Problem to work on:
Return all lines with the word "projects" in them.

Input:
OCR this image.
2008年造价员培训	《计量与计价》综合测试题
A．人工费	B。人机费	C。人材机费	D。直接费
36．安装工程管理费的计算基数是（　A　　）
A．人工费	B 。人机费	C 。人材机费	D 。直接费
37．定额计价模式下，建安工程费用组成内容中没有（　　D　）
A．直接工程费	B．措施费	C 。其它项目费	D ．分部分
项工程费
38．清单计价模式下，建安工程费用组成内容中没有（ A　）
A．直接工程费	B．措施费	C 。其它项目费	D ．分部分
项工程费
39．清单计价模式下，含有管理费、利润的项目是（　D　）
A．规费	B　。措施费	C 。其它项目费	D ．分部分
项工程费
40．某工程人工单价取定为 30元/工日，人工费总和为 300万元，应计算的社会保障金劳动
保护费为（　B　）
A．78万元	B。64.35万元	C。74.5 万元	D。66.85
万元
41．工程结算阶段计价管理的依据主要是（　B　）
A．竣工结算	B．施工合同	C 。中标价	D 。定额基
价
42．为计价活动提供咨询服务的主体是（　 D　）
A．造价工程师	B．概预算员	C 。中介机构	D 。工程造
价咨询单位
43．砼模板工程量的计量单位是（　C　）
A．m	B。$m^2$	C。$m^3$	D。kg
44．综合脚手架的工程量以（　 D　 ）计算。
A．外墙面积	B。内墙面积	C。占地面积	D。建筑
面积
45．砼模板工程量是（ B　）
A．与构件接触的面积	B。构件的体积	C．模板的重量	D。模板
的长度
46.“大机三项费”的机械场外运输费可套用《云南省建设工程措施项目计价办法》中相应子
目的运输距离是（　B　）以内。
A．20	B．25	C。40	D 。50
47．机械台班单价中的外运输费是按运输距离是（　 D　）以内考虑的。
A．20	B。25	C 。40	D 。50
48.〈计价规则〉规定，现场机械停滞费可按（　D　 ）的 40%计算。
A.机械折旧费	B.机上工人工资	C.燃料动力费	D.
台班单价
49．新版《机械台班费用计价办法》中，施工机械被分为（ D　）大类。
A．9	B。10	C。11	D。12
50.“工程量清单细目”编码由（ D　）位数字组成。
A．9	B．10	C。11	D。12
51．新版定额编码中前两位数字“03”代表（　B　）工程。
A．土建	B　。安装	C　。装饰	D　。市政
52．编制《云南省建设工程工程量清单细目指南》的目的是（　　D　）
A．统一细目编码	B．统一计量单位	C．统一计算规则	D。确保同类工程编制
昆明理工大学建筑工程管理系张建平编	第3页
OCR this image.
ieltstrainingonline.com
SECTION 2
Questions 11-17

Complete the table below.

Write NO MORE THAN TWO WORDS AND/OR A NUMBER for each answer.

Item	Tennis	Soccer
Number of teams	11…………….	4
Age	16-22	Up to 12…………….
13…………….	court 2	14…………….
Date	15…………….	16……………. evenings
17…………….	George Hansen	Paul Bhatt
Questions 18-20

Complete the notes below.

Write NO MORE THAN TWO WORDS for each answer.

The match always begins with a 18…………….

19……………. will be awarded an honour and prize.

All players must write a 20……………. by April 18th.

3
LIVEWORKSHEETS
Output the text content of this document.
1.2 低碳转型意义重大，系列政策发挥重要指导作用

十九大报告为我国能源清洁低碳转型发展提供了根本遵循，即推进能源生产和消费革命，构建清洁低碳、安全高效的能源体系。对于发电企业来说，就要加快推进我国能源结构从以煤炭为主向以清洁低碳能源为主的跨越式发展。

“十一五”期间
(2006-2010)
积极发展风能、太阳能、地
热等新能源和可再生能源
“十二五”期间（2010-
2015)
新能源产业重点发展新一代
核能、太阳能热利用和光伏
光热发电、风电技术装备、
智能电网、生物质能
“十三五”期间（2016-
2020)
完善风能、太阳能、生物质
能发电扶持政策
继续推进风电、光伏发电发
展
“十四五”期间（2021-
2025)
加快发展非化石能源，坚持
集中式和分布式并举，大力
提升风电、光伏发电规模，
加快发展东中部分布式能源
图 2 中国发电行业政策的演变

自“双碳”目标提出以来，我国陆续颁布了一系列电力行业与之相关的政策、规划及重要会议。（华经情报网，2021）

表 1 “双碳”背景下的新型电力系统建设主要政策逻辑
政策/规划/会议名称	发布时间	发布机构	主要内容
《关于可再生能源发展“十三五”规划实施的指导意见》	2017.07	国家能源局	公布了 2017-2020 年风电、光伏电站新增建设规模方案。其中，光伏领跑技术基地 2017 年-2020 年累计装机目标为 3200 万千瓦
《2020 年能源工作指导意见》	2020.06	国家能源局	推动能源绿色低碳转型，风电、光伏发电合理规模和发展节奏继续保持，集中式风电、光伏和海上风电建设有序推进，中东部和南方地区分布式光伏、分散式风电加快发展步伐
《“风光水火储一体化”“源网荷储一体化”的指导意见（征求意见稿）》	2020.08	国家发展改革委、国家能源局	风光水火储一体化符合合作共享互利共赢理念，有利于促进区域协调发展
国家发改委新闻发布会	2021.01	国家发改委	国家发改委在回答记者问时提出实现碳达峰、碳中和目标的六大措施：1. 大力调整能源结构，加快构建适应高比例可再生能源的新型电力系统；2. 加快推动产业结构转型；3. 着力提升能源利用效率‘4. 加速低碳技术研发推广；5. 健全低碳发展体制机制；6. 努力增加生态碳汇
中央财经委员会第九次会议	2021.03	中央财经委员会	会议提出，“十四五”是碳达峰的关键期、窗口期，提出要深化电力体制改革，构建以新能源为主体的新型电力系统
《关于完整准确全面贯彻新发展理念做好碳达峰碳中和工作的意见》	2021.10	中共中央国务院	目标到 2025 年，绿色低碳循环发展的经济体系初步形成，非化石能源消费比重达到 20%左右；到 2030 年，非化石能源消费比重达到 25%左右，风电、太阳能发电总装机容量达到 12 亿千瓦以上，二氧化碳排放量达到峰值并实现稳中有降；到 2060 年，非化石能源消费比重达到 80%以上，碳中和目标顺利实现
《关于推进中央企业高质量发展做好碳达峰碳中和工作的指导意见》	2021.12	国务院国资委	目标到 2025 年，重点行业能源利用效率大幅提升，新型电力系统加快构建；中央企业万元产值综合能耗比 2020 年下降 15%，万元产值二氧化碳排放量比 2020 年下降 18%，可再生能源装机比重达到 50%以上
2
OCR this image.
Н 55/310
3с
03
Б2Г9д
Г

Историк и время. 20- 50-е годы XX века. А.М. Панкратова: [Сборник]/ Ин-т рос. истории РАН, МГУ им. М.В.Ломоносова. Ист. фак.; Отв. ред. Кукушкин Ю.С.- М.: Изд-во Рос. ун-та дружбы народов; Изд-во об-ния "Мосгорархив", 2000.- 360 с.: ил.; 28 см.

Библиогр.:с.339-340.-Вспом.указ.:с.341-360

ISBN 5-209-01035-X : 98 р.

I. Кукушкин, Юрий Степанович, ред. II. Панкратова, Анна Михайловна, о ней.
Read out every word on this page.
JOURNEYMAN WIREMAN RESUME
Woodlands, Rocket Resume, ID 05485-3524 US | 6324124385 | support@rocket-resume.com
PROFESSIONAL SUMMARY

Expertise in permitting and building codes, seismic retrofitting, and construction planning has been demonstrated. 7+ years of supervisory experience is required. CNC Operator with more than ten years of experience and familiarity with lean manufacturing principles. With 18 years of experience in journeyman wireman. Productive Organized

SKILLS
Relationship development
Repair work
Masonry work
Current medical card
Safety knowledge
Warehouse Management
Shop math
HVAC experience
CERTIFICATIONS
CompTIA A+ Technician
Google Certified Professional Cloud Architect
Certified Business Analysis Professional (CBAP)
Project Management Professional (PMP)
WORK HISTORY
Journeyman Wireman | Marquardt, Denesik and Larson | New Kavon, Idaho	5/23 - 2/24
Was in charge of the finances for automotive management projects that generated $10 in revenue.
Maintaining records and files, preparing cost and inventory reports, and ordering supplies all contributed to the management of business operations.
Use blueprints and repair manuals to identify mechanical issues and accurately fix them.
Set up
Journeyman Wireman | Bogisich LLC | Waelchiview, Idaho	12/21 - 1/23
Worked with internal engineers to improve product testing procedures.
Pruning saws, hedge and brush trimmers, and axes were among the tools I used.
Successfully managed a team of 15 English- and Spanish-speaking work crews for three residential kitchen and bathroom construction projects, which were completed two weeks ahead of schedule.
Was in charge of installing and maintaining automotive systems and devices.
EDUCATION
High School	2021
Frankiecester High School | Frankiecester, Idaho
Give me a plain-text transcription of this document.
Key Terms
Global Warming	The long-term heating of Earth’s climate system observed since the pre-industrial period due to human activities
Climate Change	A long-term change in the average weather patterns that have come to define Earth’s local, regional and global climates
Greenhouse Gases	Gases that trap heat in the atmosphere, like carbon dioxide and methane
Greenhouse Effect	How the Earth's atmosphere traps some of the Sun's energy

Answer to this exercise:
Was in charge of the finances for automotive management projects that generated $10 in revenue.
Successfully managed a team of 15 English- and Spanish-speaking work crews for three residential kitchen and bathroom construction projects, which were completed two weeks ahead of schedule.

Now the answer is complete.